### WHAT TO PRODUCE
Return all of the entries word for word, but omit the pictures they contain.

-- Begin MATERIAL SUPPLIED --

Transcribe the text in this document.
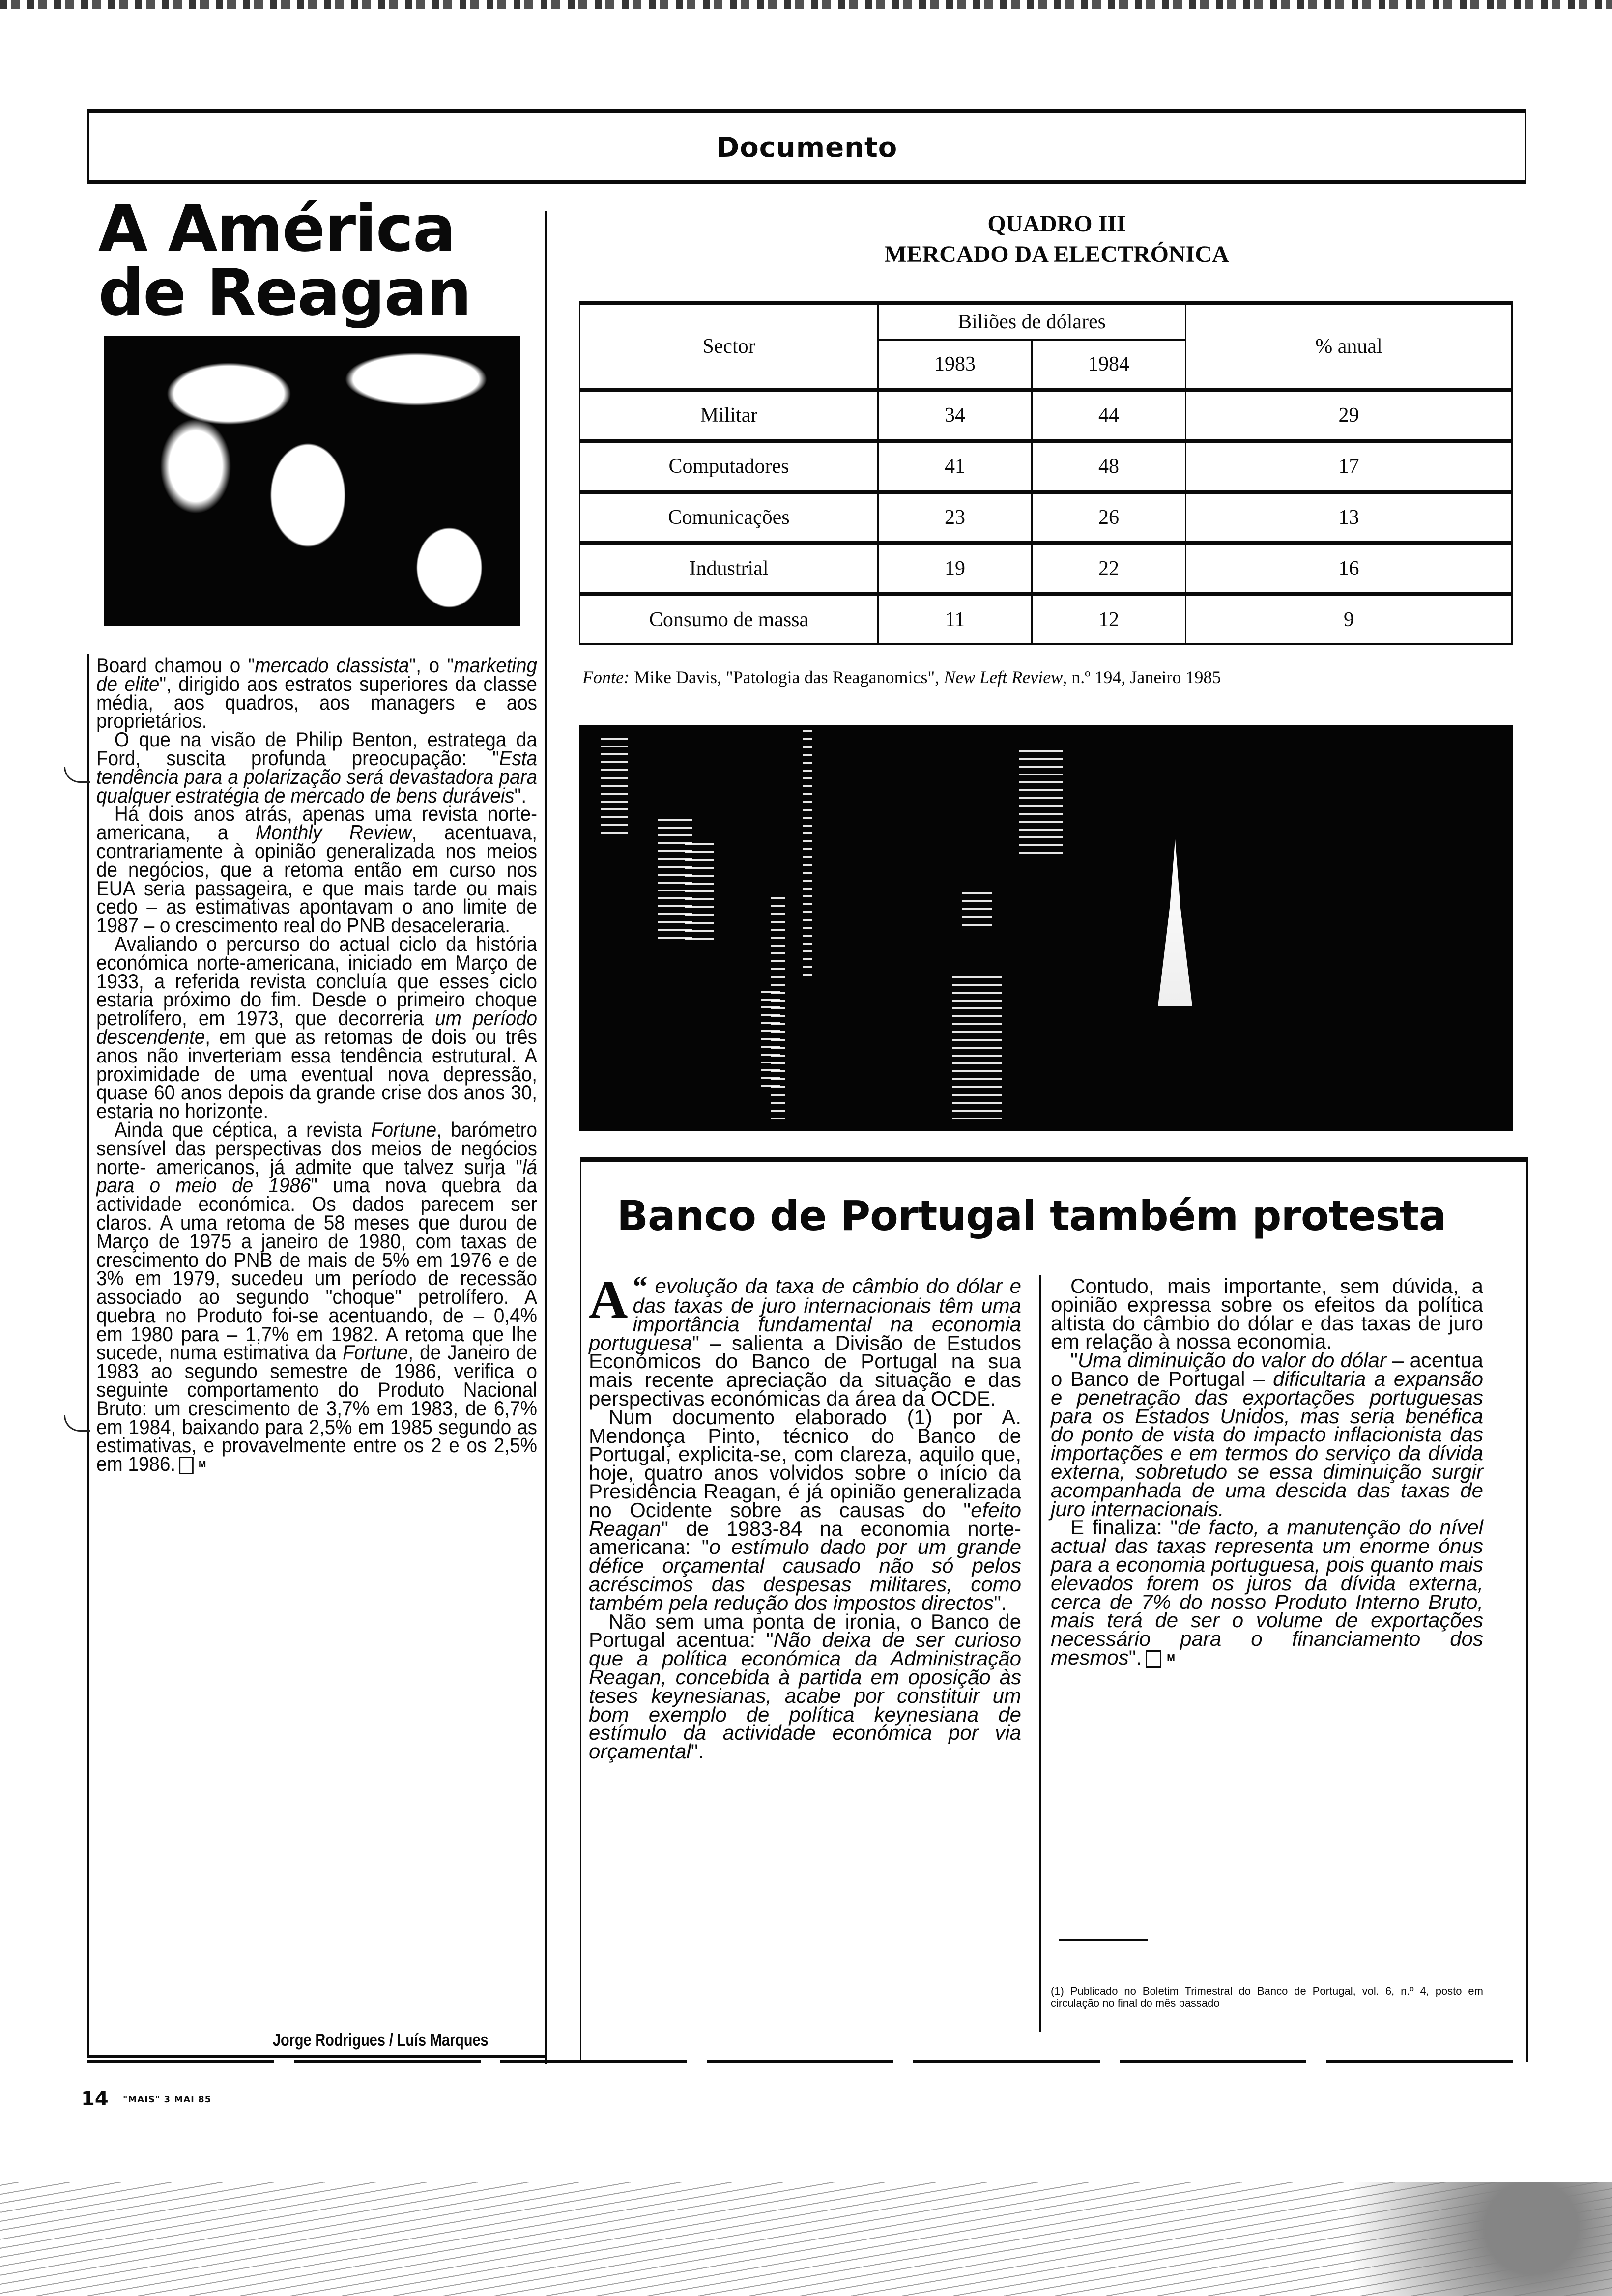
Documento
A América
de Reagan

Board chamou o "mercado classista", o "marketing de elite", dirigido aos estratos superiores da classe média, aos quadros, aos managers e aos proprietários.

O que na visão de Philip Benton, estratega da Ford, suscita profunda preocupação: "Esta tendência para a polarização será devastadora para qualquer estratégia de mercado de bens duráveis".

Há dois anos atrás, apenas uma revista norte-americana, a Monthly Review, acentuava, contrariamente à opinião generalizada nos meios de negócios, que a retoma então em curso nos EUA seria passageira, e que mais tarde ou mais cedo – as estimativas apontavam o ano limite de 1987 – o crescimento real do PNB desaceleraria.

Avaliando o percurso do actual ciclo da história económica norte-americana, iniciado em Março de 1933, a referida revista concluía que esses ciclo estaria próximo do fim. Desde o primeiro choque petrolífero, em 1973, que decorreria um período descendente, em que as retomas de dois ou três anos não inverteriam essa tendência estrutural. A proximidade de uma eventual nova depressão, quase 60 anos depois da grande crise dos anos 30, estaria no horizonte.

Ainda que céptica, a revista Fortune, barómetro sensível das perspectivas dos meios de negócios norte- americanos, já admite que talvez surja "lá para o meio de 1986" uma nova quebra da actividade económica. Os dados parecem ser claros. A uma retoma de 58 meses que durou de Março de 1975 a janeiro de 1980, com taxas de crescimento do PNB de mais de 5% em 1976 e de 3% em 1979, sucedeu um período de recessão associado ao segundo "choque" petrolífero. A quebra no Produto foi-se acentuando, de – 0,4% em 1980 para – 1,7% em 1982. A retoma que lhe sucede, numa estimativa da Fortune, de Janeiro de 1983 ao segundo semestre de 1986, verifica o seguinte comportamento do Produto Nacional Bruto: um crescimento de 3,7% em 1983, de 6,7% em 1984, baixando para 2,5% em 1985 segundo as estimativas, e provavelmente entre os 2 e os 2,5% em 1986. M

Jorge Rodrigues / Luís Marques
QUADRO III
MERCADO DA ELECTRÓNICA
Sector	Biliões de dólares		% anual
	1983	1984	
Militar	34	44	29
Computadores	41	48	17
Comunicações	23	26	13
Industrial	19	22	16
Consumo de massa	11	12	9
Fonte: Mike Davis, "Patologia das Reaganomics", New Left Review, n.º 194, Janeiro 1985
Banco de Portugal também protesta

“
A evolução da taxa de câmbio do dólar e das taxas de juro internacionais têm uma importância fundamental na economia portuguesa" – salienta a Divisão de Estudos Económicos do Banco de Portugal na sua mais recente apreciação da situação e das perspectivas económicas da área da OCDE.

Num documento elaborado (1) por A. Mendonça Pinto, técnico do Banco de Portugal, explicita-se, com clareza, aquilo que, hoje, quatro anos volvidos sobre o início da Presidência Reagan, é já opinião generalizada no Ocidente sobre as causas do "efeito Reagan" de 1983-84 na economia norte-americana: "o estímulo dado por um grande défice orçamental causado não só pelos acréscimos das despesas militares, como também pela redução dos impostos directos".

Não sem uma ponta de ironia, o Banco de Portugal acentua: "Não deixa de ser curioso que a política económica da Administração Reagan, concebida à partida em oposição às teses keynesianas, acabe por constituir um bom exemplo de política keynesiana de estímulo da actividade económica por via orçamental".

Contudo, mais importante, sem dúvida, a opinião expressa sobre os efeitos da política altista do câmbio do dólar e das taxas de juro em relação à nossa economia.

"Uma diminuição do valor do dólar – acentua o Banco de Portugal – dificultaria a expansão e penetração das exportações portuguesas para os Estados Unidos, mas seria benéfica do ponto de vista do impacto inflacionista das importações e em termos do serviço da dívida externa, sobretudo se essa diminuição surgir acompanhada de uma descida das taxas de juro internacionais.

E finaliza: "de facto, a manutenção do nível actual das taxas representa um enorme ónus para a economia portuguesa, pois quanto mais elevados forem os juros da dívida externa, cerca de 7% do nosso Produto Interno Bruto, mais terá de ser o volume de exportações necessário para o financiamento dos mesmos".	M

(1) Publicado no Boletim Trimestral do Banco de Portugal, vol. 6, n.º 4, posto em circulação no final do mês passado
14 "MAIS" 3 MAI 85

-- End MATERIAL SUPPLIED --

### FINISHED EXERCISE
Transcribe the text in this document.
Documento
A América
de Reagan

Board chamou o "mercado classista", o "marketing de elite", dirigido aos estratos superiores da classe média, aos quadros, aos managers e aos proprietários.

O que na visão de Philip Benton, estratega da Ford, suscita profunda preocupação: "Esta tendência para a polarização será devastadora para qualquer estratégia de mercado de bens duráveis".

Há dois anos atrás, apenas uma revista norte-americana, a Monthly Review, acentuava, contrariamente à opinião generalizada nos meios de negócios, que a retoma então em curso nos EUA seria passageira, e que mais tarde ou mais cedo – as estimativas apontavam o ano limite de 1987 – o crescimento real do PNB desaceleraria.

Avaliando o percurso do actual ciclo da história económica norte-americana, iniciado em Março de 1933, a referida revista concluía que esses ciclo estaria próximo do fim. Desde o primeiro choque petrolífero, em 1973, que decorreria um período descendente, em que as retomas de dois ou três anos não inverteriam essa tendência estrutural. A proximidade de uma eventual nova depressão, quase 60 anos depois da grande crise dos anos 30, estaria no horizonte.

Ainda que céptica, a revista Fortune, barómetro sensível das perspectivas dos meios de negócios norte- americanos, já admite que talvez surja "lá para o meio de 1986" uma nova quebra da actividade económica. Os dados parecem ser claros. A uma retoma de 58 meses que durou de Março de 1975 a janeiro de 1980, com taxas de crescimento do PNB de mais de 5% em 1976 e de 3% em 1979, sucedeu um período de recessão associado ao segundo "choque" petrolífero. A quebra no Produto foi-se acentuando, de – 0,4% em 1980 para – 1,7% em 1982. A retoma que lhe sucede, numa estimativa da Fortune, de Janeiro de 1983 ao segundo semestre de 1986, verifica o seguinte comportamento do Produto Nacional Bruto: um crescimento de 3,7% em 1983, de 6,7% em 1984, baixando para 2,5% em 1985 segundo as estimativas, e provavelmente entre os 2 e os 2,5% em 1986. M

Jorge Rodrigues / Luís Marques
QUADRO III
MERCADO DA ELECTRÓNICA
Sector	Biliões de dólares		% anual
	1983	1984	
Militar	34	44	29
Computadores	41	48	17
Comunicações	23	26	13
Industrial	19	22	16
Consumo de massa	11	12	9
Fonte: Mike Davis, "Patologia das Reaganomics", New Left Review, n.º 194, Janeiro 1985
Banco de Portugal também protesta

“
A evolução da taxa de câmbio do dólar e das taxas de juro internacionais têm uma importância fundamental na economia portuguesa" – salienta a Divisão de Estudos Económicos do Banco de Portugal na sua mais recente apreciação da situação e das perspectivas económicas da área da OCDE.

Num documento elaborado (1) por A. Mendonça Pinto, técnico do Banco de Portugal, explicita-se, com clareza, aquilo que, hoje, quatro anos volvidos sobre o início da Presidência Reagan, é já opinião generalizada no Ocidente sobre as causas do "efeito Reagan" de 1983-84 na economia norte-americana: "o estímulo dado por um grande défice orçamental causado não só pelos acréscimos das despesas militares, como também pela redução dos impostos directos".

Não sem uma ponta de ironia, o Banco de Portugal acentua: "Não deixa de ser curioso que a política económica da Administração Reagan, concebida à partida em oposição às teses keynesianas, acabe por constituir um bom exemplo de política keynesiana de estímulo da actividade económica por via orçamental".

Contudo, mais importante, sem dúvida, a opinião expressa sobre os efeitos da política altista do câmbio do dólar e das taxas de juro em relação à nossa economia.

"Uma diminuição do valor do dólar – acentua o Banco de Portugal – dificultaria a expansão e penetração das exportações portuguesas para os Estados Unidos, mas seria benéfica do ponto de vista do impacto inflacionista das importações e em termos do serviço da dívida externa, sobretudo se essa diminuição surgir acompanhada de uma descida das taxas de juro internacionais.

E finaliza: "de facto, a manutenção do nível actual das taxas representa um enorme ónus para a economia portuguesa, pois quanto mais elevados forem os juros da dívida externa, cerca de 7% do nosso Produto Interno Bruto, mais terá de ser o volume de exportações necessário para o financiamento dos mesmos".	M

(1) Publicado no Boletim Trimestral do Banco de Portugal, vol. 6, n.º 4, posto em circulação no final do mês passado
14 "MAIS" 3 MAI 85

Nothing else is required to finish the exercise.